(Dataset rows about figures)
* Start *
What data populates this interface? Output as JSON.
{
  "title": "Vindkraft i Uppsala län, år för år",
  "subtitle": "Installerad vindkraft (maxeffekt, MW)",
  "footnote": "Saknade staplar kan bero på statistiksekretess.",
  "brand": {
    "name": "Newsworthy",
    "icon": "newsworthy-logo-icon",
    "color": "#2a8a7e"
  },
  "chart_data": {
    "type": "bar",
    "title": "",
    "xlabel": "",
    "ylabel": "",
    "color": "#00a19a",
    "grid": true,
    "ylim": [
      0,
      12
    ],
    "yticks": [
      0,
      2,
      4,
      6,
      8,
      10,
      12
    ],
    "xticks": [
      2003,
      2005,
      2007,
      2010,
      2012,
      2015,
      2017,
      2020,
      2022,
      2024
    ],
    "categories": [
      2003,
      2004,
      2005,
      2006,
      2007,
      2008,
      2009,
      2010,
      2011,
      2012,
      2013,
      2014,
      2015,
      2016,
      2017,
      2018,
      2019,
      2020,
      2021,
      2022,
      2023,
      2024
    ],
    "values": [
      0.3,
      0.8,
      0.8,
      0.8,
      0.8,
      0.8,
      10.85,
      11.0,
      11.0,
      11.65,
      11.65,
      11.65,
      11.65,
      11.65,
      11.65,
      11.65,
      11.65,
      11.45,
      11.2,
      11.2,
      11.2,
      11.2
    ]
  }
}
* End *
TASK DETAILS:
Using the exact wording, write out all of the records.

COMPLETE RESPONSE:
What data populates this interface? Output as JSON.
{
  "title": "Vindkraft i Uppsala län, år för år",
  "subtitle": "Installerad vindkraft (maxeffekt, MW)",
  "footnote": "Saknade staplar kan bero på statistiksekretess.",
  "brand": {
    "name": "Newsworthy",
    "icon": "newsworthy-logo-icon",
    "color": "#2a8a7e"
  },
  "chart_data": {
    "type": "bar",
    "title": "",
    "xlabel": "",
    "ylabel": "",
    "color": "#00a19a",
    "grid": true,
    "ylim": [
      0,
      12
    ],
    "yticks": [
      0,
      2,
      4,
      6,
      8,
      10,
      12
    ],
    "xticks": [
      2003,
      2005,
      2007,
      2010,
      2012,
      2015,
      2017,
      2020,
      2022,
      2024
    ],
    "categories": [
      2003,
      2004,
      2005,
      2006,
      2007,
      2008,
      2009,
      2010,
      2011,
      2012,
      2013,
      2014,
      2015,
      2016,
      2017,
      2018,
      2019,
      2020,
      2021,
      2022,
      2023,
      2024
    ],
    "values": [
      0.3,
      0.8,
      0.8,
      0.8,
      0.8,
      0.8,
      10.85,
      11.0,
      11.0,
      11.65,
      11.65,
      11.65,
      11.65,
      11.65,
      11.65,
      11.65,
      11.65,
      11.45,
      11.2,
      11.2,
      11.2,
      11.2
    ]
  }
}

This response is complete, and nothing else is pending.